Given exercise => Reproduce each line bearing the word "Provided".

--- Start of Listed records ---

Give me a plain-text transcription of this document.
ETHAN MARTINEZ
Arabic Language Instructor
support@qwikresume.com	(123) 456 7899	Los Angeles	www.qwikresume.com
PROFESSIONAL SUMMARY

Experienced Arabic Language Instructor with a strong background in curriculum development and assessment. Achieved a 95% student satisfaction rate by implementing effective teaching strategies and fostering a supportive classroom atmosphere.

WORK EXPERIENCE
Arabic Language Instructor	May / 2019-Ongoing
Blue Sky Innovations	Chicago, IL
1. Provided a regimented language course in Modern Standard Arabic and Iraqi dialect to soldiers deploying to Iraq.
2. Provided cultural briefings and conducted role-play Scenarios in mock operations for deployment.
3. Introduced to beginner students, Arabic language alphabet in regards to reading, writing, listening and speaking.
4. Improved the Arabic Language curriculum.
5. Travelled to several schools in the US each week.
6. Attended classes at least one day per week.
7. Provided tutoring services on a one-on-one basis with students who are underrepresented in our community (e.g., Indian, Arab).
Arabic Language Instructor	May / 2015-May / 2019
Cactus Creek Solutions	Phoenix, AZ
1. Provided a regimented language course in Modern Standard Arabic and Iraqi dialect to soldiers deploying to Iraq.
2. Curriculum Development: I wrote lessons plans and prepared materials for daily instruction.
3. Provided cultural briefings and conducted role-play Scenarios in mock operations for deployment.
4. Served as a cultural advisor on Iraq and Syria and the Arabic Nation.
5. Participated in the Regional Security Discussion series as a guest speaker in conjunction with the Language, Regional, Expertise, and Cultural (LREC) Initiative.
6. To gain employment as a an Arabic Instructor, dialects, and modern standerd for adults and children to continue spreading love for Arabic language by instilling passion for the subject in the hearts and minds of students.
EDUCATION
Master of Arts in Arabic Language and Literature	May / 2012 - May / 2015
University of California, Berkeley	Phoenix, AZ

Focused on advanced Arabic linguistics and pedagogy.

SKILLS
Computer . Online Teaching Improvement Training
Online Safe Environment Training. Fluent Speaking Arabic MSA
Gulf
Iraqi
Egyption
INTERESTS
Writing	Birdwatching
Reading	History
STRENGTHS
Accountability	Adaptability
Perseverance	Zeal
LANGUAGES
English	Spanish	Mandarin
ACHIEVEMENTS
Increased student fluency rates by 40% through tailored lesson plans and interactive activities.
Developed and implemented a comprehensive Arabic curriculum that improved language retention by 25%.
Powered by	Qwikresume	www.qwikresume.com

--- End of Listed records ---

Solved exercise =>
1. Provided a regimented language course in Modern Standard Arabic and Iraqi dialect to soldiers deploying to Iraq.
2. Provided cultural briefings and conducted role-play Scenarios in mock operations for deployment.
7. Provided tutoring services on a one-on-one basis with students who are underrepresented in our community (e.g., Indian, Arab).
1. Provided a regimented language course in Modern Standard Arabic and Iraqi dialect to soldiers deploying to Iraq.
3. Provided cultural briefings and conducted role-play Scenarios in mock operations for deployment.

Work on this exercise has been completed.